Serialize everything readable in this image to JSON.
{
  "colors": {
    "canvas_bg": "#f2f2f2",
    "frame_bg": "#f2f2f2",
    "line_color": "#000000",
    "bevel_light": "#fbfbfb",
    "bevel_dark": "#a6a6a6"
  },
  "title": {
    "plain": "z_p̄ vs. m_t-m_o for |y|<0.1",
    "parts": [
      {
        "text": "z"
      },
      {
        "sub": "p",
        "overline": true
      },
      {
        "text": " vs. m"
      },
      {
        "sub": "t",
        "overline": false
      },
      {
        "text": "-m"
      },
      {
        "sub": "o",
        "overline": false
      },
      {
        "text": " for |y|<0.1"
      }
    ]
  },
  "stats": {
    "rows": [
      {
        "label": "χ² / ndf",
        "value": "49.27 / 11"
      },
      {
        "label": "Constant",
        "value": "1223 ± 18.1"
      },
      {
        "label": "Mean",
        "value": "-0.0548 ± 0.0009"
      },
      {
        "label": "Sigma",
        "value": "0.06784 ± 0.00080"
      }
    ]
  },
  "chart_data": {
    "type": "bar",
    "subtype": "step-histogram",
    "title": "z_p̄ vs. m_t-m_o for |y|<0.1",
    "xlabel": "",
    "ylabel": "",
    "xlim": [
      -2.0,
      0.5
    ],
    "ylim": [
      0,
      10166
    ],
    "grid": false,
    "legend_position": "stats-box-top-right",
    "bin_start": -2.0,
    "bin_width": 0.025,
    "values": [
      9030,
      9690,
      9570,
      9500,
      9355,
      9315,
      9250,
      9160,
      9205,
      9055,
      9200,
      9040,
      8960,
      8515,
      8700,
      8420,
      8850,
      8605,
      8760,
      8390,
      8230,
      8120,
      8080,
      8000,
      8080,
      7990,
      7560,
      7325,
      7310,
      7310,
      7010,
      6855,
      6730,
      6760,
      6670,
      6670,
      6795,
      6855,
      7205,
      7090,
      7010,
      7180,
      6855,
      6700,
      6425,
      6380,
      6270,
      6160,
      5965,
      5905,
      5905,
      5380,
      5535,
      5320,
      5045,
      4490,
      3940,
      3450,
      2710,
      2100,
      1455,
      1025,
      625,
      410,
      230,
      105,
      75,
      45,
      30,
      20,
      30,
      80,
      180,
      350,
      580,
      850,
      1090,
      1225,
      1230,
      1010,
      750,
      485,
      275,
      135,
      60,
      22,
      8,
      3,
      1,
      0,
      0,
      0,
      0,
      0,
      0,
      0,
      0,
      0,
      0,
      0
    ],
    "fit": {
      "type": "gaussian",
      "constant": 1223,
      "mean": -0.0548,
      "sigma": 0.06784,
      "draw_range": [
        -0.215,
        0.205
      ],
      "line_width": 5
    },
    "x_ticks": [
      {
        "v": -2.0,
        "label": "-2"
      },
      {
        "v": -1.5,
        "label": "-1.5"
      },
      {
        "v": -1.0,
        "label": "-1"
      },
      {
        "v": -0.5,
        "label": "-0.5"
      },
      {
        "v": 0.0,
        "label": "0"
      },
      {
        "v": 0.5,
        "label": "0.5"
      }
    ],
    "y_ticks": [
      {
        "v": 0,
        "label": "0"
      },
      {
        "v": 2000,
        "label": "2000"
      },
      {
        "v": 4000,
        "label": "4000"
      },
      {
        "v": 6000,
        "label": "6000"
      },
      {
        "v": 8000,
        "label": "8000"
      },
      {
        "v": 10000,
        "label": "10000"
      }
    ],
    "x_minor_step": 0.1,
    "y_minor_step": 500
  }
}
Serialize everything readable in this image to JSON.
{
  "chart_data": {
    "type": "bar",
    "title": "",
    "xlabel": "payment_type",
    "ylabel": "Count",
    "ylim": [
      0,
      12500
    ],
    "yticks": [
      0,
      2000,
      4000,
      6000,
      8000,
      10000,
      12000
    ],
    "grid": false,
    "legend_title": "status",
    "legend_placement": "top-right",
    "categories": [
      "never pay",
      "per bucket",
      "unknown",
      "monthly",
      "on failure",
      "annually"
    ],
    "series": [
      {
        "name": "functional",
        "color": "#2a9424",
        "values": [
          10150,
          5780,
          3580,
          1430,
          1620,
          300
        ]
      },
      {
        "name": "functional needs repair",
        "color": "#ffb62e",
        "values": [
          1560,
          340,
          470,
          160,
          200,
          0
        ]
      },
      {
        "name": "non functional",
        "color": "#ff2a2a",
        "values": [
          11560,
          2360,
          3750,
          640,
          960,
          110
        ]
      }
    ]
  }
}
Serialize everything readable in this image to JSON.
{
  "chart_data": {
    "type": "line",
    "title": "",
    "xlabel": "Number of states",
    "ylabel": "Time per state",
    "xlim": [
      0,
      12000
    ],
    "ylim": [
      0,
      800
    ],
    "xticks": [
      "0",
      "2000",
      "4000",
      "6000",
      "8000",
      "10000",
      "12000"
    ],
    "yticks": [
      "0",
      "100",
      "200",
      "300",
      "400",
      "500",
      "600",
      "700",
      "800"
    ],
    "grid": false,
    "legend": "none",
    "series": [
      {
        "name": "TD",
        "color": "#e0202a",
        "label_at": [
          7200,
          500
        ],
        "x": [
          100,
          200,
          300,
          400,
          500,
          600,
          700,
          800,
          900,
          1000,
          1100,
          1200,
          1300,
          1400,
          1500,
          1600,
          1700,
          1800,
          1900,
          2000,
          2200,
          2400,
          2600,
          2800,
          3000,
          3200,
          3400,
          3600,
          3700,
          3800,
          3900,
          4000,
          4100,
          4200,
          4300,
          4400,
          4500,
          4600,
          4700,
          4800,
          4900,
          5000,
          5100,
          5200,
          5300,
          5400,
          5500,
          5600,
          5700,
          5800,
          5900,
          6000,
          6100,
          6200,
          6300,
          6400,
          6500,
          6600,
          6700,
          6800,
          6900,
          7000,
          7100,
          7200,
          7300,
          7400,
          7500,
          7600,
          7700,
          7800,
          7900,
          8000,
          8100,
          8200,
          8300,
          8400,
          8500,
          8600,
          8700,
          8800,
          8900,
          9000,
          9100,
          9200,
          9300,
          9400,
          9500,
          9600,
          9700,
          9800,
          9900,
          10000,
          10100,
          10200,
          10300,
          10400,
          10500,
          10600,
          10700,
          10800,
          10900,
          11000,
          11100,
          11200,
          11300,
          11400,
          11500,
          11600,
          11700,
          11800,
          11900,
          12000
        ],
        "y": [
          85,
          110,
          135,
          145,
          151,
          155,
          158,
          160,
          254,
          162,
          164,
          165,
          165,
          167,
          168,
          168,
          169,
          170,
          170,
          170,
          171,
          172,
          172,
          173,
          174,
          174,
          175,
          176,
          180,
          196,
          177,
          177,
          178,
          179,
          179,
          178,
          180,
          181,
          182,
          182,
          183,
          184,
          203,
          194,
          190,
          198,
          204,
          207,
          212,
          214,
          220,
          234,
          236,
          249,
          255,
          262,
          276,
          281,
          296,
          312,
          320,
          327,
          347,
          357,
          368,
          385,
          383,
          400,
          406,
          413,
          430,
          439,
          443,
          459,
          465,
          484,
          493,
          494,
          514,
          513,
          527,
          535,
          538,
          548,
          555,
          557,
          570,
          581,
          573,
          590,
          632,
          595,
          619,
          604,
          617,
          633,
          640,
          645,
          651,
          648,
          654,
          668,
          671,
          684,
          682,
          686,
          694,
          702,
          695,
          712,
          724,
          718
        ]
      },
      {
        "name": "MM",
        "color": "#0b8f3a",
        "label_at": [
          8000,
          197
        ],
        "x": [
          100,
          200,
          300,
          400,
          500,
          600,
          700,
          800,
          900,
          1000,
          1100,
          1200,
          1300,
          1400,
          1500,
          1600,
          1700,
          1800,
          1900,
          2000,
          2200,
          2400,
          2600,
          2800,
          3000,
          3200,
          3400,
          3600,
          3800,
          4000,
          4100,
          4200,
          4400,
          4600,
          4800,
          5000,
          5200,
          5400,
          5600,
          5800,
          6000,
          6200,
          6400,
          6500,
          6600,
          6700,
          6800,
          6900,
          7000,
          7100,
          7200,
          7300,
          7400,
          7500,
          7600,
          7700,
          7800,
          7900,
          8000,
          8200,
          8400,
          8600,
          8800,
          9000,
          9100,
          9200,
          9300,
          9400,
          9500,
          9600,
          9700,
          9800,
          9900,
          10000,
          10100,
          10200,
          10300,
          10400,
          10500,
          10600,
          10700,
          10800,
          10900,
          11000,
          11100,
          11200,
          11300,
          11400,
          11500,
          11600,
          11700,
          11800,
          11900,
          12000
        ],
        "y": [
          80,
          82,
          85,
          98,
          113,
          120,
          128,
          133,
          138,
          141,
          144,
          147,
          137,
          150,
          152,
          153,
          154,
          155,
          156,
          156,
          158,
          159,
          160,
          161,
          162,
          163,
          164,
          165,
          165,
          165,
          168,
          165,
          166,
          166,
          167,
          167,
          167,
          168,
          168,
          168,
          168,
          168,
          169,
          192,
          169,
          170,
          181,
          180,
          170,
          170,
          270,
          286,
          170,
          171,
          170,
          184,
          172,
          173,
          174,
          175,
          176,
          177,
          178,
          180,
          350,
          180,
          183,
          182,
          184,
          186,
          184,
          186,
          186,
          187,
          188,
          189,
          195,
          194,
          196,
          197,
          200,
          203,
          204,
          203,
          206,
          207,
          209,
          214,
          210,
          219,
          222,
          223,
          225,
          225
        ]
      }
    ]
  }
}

▬▬▬▬▬▬

◆ Exercise goal ◆
Where a line above includes "stats", copy that line.

◆ Full output ◆
  "stats": {
    "legend_position": "stats-box-top-right",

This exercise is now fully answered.